* _Given data_:
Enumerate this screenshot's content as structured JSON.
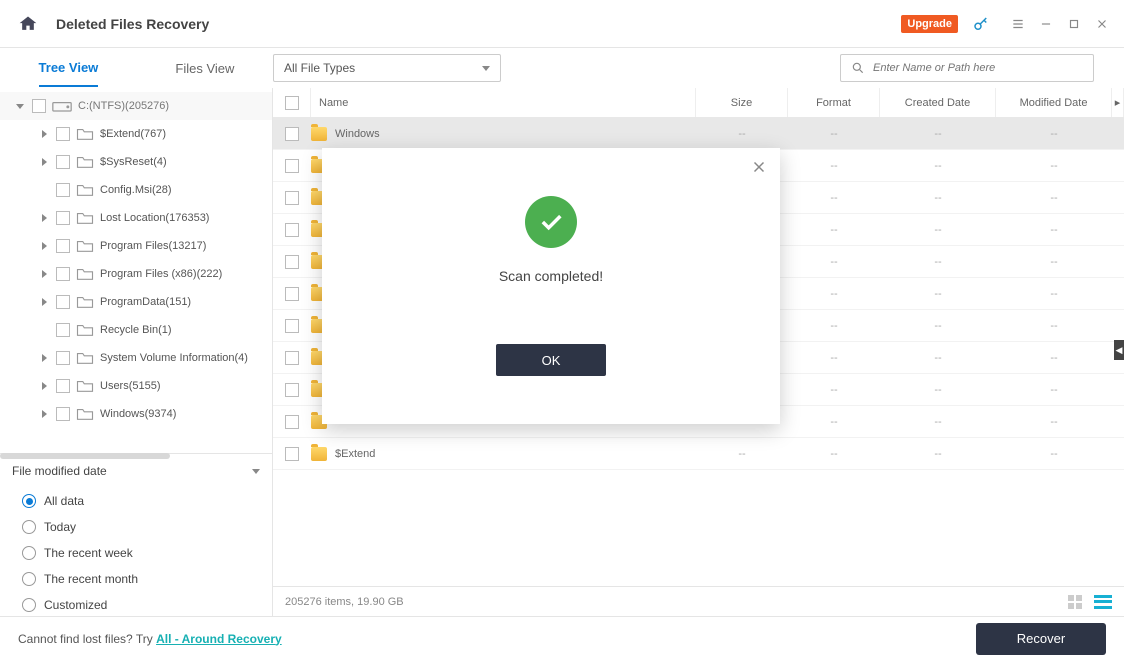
{
  "titlebar": {
    "title": "Deleted Files Recovery",
    "upgrade": "Upgrade"
  },
  "toolbar": {
    "tabs": {
      "tree": "Tree View",
      "files": "Files View"
    },
    "filter": "All File Types",
    "search_placeholder": "Enter Name or Path here"
  },
  "tree": {
    "root": "C:(NTFS)(205276)",
    "items": [
      "$Extend(767)",
      "$SysReset(4)",
      "Config.Msi(28)",
      "Lost Location(176353)",
      "Program Files(13217)",
      "Program Files (x86)(222)",
      "ProgramData(151)",
      "Recycle Bin(1)",
      "System Volume Information(4)",
      "Users(5155)",
      "Windows(9374)"
    ],
    "expandable": [
      true,
      true,
      false,
      true,
      true,
      true,
      true,
      false,
      true,
      true,
      true
    ]
  },
  "table": {
    "headers": {
      "name": "Name",
      "size": "Size",
      "format": "Format",
      "created": "Created Date",
      "modified": "Modified Date"
    },
    "rows": [
      {
        "name": "Windows",
        "hl": true,
        "placeholder": "--"
      },
      {
        "name": "",
        "placeholder": "--"
      },
      {
        "name": "",
        "placeholder": "--"
      },
      {
        "name": "",
        "placeholder": "--"
      },
      {
        "name": "",
        "placeholder": "--"
      },
      {
        "name": "",
        "placeholder": "--"
      },
      {
        "name": "",
        "placeholder": "--"
      },
      {
        "name": "",
        "placeholder": "--"
      },
      {
        "name": "",
        "placeholder": "--"
      },
      {
        "name": "",
        "placeholder": "--"
      },
      {
        "name": "$Extend",
        "placeholder": "--"
      }
    ],
    "status": "205276 items, 19.90 GB"
  },
  "filter_panel": {
    "title": "File modified date",
    "options": [
      "All data",
      "Today",
      "The recent week",
      "The recent month",
      "Customized"
    ],
    "selected": 0
  },
  "footer": {
    "hint_prefix": "Cannot find lost files? Try ",
    "hint_link": "All - Around Recovery",
    "recover": "Recover"
  },
  "modal": {
    "message": "Scan completed!",
    "ok": "OK"
  }
}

* _Instructions to follow_:
Without including the pictures, reproduce all entries exactly.

* _Reply to the task_:
Enumerate this screenshot's content as structured JSON.
{
  "titlebar": {
    "title": "Deleted Files Recovery",
    "upgrade": "Upgrade"
  },
  "toolbar": {
    "tabs": {
      "tree": "Tree View",
      "files": "Files View"
    },
    "filter": "All File Types",
    "search_placeholder": "Enter Name or Path here"
  },
  "tree": {
    "root": "C:(NTFS)(205276)",
    "items": [
      "$Extend(767)",
      "$SysReset(4)",
      "Config.Msi(28)",
      "Lost Location(176353)",
      "Program Files(13217)",
      "Program Files (x86)(222)",
      "ProgramData(151)",
      "Recycle Bin(1)",
      "System Volume Information(4)",
      "Users(5155)",
      "Windows(9374)"
    ],
    "expandable": [
      true,
      true,
      false,
      true,
      true,
      true,
      true,
      false,
      true,
      true,
      true
    ]
  },
  "table": {
    "headers": {
      "name": "Name",
      "size": "Size",
      "format": "Format",
      "created": "Created Date",
      "modified": "Modified Date"
    },
    "rows": [
      {
        "name": "Windows",
        "hl": true,
        "placeholder": "--"
      },
      {
        "name": "",
        "placeholder": "--"
      },
      {
        "name": "",
        "placeholder": "--"
      },
      {
        "name": "",
        "placeholder": "--"
      },
      {
        "name": "",
        "placeholder": "--"
      },
      {
        "name": "",
        "placeholder": "--"
      },
      {
        "name": "",
        "placeholder": "--"
      },
      {
        "name": "",
        "placeholder": "--"
      },
      {
        "name": "",
        "placeholder": "--"
      },
      {
        "name": "",
        "placeholder": "--"
      },
      {
        "name": "$Extend",
        "placeholder": "--"
      }
    ],
    "status": "205276 items, 19.90 GB"
  },
  "filter_panel": {
    "title": "File modified date",
    "options": [
      "All data",
      "Today",
      "The recent week",
      "The recent month",
      "Customized"
    ],
    "selected": 0
  },
  "footer": {
    "hint_prefix": "Cannot find lost files? Try ",
    "hint_link": "All - Around Recovery",
    "recover": "Recover"
  },
  "modal": {
    "message": "Scan completed!",
    "ok": "OK"
  }
}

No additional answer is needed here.